Posted by Dr. James Wilson on Thu, Oct 15, 2009
Probably the most reliable way of rebuilding the adrenals from adrenal fatigue is the use of extracts from liquid or powdered porcine adrenal glands. The first recorded use of an adrenal extract was in 1898 when Sir William Osler administered a crude preparation of adrenal cells to a person with Addison's disease. Since 1918, when they became commercially available, adrenal cell extracts have been a valuable and powerful form of therapy and have been used by thousands of medical doctors in the treatment of non-Addison's type of adrenal fatigue.
Adrenal cell extracts, also known as adrenal cortical extracts, are the liquid or powder extracts of the adrenal cortex. Their action is to support, fortify and restore normal adrenal function, thereby enhancing adrenal activity and speeding recovery. Adrenal cell extracts are not replacement hormones - in fact, the best type of extract to use has been processed to remove the adrenal hormones. What they provide are the essential constituents for adrenal repair, including the adrenal cell contents, such as nucleic acids (adrenal cell RNA and DNA) and concentrated nutrients, in the form and proportion used by the adrenals to properly function and recover from stress.
Various types of adrenal cortical extracts have been used orally and as injectables since the end of World War I and have rarely produced unwanted side effects. They have been, and continue to be, a fundamental part of the treatment protocol for adrenal fatigue used effectively for over 80 years, and provide significant value for alleviating all levels of adrenal fatigue.
Today, by combining our knowledge of adrenal cortical extracts with lifestyle modifications, dietary supplements and herbal formulas, we can stabilize people with adrenal fatigue and accelerate their recovery more efficiently than ever before.
Coritsol vs Adrenal Cell Extracts
It is important to understand the difference between adrenal cell extracts and natural or synthetic cortisol and cortisol-type steroids such as cortisone, prednisone, prednisolone and many other forms of adrenal steroid hormones. Adrenal cell extracts that have been processed to remove adrenal hormones nourish and help rebuild adrenal cells. As these cells recover, they can once again produce the proper amount of the various hormones needed for the many functions performed by the adrenal glands. By this means, they tend to normalize adrenal function. In contrast, corticosteroids, whether natural or synthetic, tend to reduce or shut down the activity of the adrenal glands. This happens because the brain senses the presence of these cortisol substitutes and, in response, withholds the signal of adrenalcorticotrophic hormone (ACTH) it would otherwise send to the adrenal glands to make more adrenal hormones. Thus, corticosteroids suppress the functions of the adrenal glands, over-riding the normal feedback loops that regulate and balance adrenal hormones. In spite of the fact that this action can produce dramatic initial improvements in symptoms, these symptomatic improvements come with a heavy price.

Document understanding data
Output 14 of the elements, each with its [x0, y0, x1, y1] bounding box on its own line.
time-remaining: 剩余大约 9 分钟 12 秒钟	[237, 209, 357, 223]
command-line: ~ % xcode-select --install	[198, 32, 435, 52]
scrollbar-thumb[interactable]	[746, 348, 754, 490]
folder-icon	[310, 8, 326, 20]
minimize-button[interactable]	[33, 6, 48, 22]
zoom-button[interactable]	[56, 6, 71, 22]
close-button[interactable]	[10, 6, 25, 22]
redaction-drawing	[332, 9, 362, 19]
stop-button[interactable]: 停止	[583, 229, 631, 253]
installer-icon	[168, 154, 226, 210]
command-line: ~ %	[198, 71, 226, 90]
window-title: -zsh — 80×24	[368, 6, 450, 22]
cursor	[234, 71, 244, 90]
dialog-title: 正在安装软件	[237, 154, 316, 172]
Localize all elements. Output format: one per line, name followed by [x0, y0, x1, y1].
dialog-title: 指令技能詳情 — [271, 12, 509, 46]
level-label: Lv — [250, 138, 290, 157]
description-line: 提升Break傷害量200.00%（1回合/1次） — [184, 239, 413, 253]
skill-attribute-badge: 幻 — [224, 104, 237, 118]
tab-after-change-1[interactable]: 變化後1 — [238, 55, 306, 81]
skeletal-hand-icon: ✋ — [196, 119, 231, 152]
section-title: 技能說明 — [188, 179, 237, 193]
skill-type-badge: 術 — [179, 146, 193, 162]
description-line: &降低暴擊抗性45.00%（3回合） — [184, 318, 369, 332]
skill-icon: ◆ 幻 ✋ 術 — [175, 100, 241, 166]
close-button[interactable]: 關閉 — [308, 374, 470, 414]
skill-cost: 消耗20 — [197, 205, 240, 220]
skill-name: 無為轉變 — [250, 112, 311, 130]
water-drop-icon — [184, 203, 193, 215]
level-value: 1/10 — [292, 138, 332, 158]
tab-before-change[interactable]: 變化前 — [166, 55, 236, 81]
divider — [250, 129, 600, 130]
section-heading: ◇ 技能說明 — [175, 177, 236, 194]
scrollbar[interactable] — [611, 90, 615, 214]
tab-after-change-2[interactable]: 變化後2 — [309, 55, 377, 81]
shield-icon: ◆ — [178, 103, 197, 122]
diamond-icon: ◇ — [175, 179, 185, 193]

TASK REQUIREMENTS:
(A) Answer these questions about the article on adrenal cell extracts:
(i) Who first recorded using an adrenal extract, and in what year?
(ii) Since what year have adrenal cell extracts been commercially available?
(iii) Which hormone signal does the brain withhold when it senses corticosteroids?
(B) Write a continuation of the article on adrenal cell extracts.
This data has no connection to the article on adrenal cell extracts.

TASK-BY-TASK OUTPUTS:
(A)
(i) Sir William Osler, in 1898.
(ii) Since 1918.
(iii) The signal of adrenalcorticotrophic hormone (ACTH).

(B)
Because corticosteroids mask the symptoms of adrenal fatigue and, when used in excess, depress immune function, the person taking them is at greater risk from stress and infection. Such therapy can become more hazardous than the original disease. Corticosteroids may have quick and dramatic symptomatic results, but unless they are used in their natural form and in physiologic doses that mimic the natural secretion of cortisol, they make the adrenals weaker rather than stronger.
It is difficult to get off a corticosteroid drug once on one for a while. People get caught in the "catch-22" that if they stop taking the corticosteroids, they crash and their symptoms return worse than ever because adrenal activity is suppressed. So they keep taking them, but the longer they take them, the harder it is for the adrenals to regain proper function.
It is important to remember that corticosteroids suppress adrenal function in proportion to the dosage. For this reason, it is important that steroid treatment should be withdrawn slowly, never abruptly.
Conversely, adrenal cell extracts adrenal function and, when taken over time, naturally strengthen the capacity of the adrenals for healthy function. Once the adrenal glands are responding sufficiently, a gradual step-down program can be initiated to reduce and even eliminate the need for adrenal cell extracts. In recovering from adrenal fatigue and stress, it is important to allow adequate time for the optimal adrenal function to become fully established before beginning a reduction schedule.